SET TASK:
Please determine how many lines of the material include the word "maat", and respond with nothing but that number.

Records from a data source
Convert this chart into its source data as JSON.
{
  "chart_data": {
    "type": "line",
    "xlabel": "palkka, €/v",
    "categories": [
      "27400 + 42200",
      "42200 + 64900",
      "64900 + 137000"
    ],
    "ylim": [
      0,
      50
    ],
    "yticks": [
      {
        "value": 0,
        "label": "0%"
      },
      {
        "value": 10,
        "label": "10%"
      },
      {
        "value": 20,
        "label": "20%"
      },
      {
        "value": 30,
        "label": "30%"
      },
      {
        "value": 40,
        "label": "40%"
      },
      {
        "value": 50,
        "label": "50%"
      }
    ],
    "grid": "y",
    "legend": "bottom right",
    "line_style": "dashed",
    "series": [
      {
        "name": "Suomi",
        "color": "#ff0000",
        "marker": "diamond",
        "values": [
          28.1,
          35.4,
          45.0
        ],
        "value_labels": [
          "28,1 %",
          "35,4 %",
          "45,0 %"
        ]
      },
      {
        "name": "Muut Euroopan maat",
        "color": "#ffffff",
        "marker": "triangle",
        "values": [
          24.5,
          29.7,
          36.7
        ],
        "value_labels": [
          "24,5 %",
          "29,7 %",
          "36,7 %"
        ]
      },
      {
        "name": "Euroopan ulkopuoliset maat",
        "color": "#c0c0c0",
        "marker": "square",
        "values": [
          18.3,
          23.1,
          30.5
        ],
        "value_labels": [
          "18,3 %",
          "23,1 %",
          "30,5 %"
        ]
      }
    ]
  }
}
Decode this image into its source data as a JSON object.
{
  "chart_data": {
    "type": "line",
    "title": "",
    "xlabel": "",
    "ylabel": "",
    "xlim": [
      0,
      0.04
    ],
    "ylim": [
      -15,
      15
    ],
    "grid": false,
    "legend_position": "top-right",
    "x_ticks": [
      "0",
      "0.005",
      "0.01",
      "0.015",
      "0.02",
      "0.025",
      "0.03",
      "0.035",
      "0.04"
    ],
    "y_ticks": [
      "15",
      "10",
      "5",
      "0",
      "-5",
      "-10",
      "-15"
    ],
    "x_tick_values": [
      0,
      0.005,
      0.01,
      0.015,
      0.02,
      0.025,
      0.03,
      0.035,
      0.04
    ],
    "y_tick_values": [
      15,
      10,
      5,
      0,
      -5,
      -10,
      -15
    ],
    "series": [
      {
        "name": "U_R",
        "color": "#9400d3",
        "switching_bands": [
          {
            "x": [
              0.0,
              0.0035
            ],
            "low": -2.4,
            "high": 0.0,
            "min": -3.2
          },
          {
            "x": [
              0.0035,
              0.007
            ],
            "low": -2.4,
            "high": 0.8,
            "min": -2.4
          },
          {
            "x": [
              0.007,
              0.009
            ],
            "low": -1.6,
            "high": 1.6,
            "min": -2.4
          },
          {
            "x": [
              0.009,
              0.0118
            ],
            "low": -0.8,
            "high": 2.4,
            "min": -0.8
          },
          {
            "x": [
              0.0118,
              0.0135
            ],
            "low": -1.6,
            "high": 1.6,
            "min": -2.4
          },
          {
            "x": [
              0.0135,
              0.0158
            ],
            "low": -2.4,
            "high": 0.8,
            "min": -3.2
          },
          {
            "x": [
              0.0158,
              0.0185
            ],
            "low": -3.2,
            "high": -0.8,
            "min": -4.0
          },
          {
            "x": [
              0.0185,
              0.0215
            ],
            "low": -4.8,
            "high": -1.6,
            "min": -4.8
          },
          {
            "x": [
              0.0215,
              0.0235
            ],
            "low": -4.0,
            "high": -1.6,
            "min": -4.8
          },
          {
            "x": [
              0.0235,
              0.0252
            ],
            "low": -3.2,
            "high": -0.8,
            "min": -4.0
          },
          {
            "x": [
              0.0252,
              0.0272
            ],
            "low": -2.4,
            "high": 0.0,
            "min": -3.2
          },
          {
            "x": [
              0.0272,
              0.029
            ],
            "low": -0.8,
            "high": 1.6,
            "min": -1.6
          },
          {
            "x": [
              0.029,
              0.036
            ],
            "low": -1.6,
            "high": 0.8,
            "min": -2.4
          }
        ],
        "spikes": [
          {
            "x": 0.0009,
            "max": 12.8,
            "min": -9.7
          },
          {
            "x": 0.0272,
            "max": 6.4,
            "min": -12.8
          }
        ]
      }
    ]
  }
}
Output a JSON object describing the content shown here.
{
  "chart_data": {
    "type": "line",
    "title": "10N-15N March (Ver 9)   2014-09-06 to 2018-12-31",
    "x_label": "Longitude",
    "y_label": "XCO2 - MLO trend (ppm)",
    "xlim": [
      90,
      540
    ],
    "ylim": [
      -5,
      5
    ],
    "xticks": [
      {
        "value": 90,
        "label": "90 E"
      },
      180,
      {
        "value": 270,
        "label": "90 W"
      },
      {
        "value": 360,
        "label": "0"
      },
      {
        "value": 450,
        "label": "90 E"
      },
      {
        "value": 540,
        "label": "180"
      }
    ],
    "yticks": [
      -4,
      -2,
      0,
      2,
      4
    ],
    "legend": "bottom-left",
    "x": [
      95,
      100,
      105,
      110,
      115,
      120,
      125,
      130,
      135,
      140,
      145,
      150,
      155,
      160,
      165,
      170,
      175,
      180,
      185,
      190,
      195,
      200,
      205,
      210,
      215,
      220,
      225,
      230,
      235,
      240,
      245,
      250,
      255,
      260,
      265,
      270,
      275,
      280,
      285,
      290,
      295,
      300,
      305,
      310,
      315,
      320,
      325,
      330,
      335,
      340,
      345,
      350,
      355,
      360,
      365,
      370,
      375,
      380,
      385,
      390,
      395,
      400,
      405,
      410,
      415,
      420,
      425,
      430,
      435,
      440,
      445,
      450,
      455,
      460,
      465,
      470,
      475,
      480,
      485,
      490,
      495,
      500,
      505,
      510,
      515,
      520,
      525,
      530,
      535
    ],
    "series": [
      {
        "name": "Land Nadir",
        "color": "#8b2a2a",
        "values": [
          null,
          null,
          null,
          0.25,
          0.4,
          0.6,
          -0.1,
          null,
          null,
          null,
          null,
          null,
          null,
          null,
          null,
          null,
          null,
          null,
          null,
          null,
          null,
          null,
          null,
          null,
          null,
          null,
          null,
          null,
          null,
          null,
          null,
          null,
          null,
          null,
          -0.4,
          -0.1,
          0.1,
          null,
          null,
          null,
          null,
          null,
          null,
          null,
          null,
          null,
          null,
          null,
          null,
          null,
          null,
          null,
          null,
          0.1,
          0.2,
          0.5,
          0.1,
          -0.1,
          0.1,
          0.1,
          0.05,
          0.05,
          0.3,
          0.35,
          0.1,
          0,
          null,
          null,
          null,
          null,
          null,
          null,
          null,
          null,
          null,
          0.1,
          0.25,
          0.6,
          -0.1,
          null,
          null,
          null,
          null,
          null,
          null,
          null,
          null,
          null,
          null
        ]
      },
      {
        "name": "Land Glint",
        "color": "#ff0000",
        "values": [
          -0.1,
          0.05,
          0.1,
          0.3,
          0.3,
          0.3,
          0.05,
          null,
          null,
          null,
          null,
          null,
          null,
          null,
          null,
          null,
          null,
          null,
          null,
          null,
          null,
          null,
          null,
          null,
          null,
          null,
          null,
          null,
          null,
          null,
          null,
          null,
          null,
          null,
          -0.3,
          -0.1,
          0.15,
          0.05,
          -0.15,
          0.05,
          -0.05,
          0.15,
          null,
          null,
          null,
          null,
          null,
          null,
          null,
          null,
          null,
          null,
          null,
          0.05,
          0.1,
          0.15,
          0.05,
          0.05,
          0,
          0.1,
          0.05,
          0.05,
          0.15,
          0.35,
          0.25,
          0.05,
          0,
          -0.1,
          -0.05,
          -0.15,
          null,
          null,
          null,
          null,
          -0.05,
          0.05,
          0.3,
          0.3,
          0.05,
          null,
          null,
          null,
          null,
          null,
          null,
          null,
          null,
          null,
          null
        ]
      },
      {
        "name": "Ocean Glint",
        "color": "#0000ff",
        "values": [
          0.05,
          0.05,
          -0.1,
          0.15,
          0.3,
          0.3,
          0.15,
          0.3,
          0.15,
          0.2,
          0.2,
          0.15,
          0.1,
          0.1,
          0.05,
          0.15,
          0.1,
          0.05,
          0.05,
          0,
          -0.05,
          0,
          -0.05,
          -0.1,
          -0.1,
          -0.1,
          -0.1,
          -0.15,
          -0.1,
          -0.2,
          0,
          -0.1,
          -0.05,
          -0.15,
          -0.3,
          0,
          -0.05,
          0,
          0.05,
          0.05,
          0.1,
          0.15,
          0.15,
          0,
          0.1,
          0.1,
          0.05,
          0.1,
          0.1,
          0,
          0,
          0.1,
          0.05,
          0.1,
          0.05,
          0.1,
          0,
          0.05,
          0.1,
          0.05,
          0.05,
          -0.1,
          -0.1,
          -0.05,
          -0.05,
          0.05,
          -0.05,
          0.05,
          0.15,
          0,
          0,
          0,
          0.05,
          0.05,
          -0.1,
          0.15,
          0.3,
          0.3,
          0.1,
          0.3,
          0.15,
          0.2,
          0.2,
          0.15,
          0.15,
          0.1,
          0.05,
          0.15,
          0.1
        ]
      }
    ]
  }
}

RESPONSE TO THE EXERCISE:
2